Start

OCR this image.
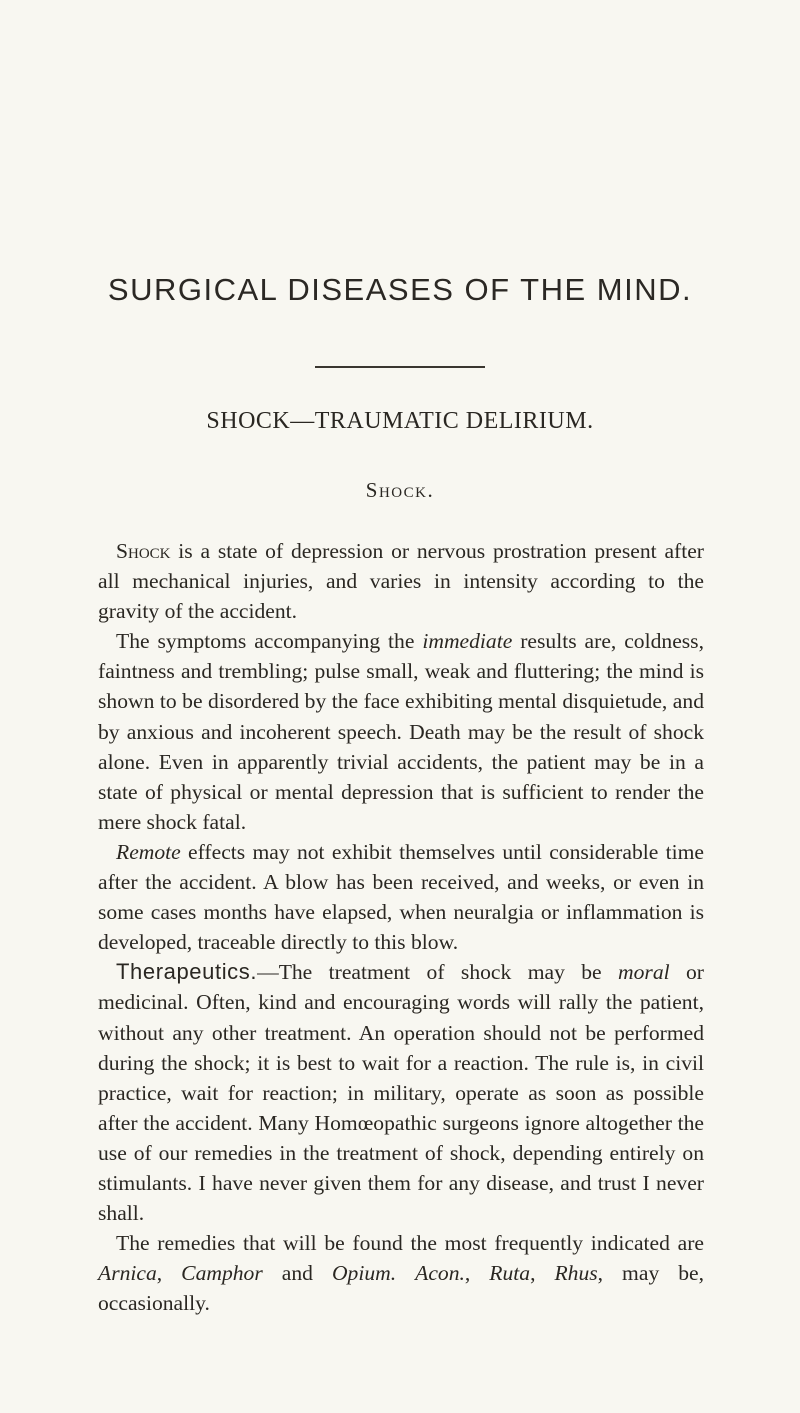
SURGICAL DISEASES OF THE MIND.
SHOCK—TRAUMATIC DELIRIUM.
Shock.

Shock is a state of depression or nervous prostration present after all mechanical injuries, and varies in intensity according to the gravity of the accident.

The symptoms accompanying the immediate results are, coldness, faintness and trembling; pulse small, weak and fluttering; the mind is shown to be disordered by the face exhibiting mental disquietude, and by anxious and incoherent speech. Death may be the result of shock alone. Even in apparently trivial accidents, the patient may be in a state of physical or mental depression that is sufficient to render the mere shock fatal.

Remote effects may not exhibit themselves until considerable time after the accident. A blow has been received, and weeks, or even in some cases months have elapsed, when neuralgia or inflammation is developed, traceable directly to this blow.

Therapeutics.—The treatment of shock may be moral or medicinal. Often, kind and encouraging words will rally the patient, without any other treatment. An operation should not be performed during the shock; it is best to wait for a reaction. The rule is, in civil practice, wait for reaction; in military, operate as soon as possible after the accident. Many Homœopathic surgeons ignore altogether the use of our remedies in the treatment of shock, depending entirely on stimulants. I have never given them for any disease, and trust I never shall.

The remedies that will be found the most frequently indicated are Arnica, Camphor and Opium. Acon., Ruta, Rhus, may be, occasionally.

End

- [What is asked]
Among the lines above, how many contain the string "will"? State the number alone.

- [Correct answer]
2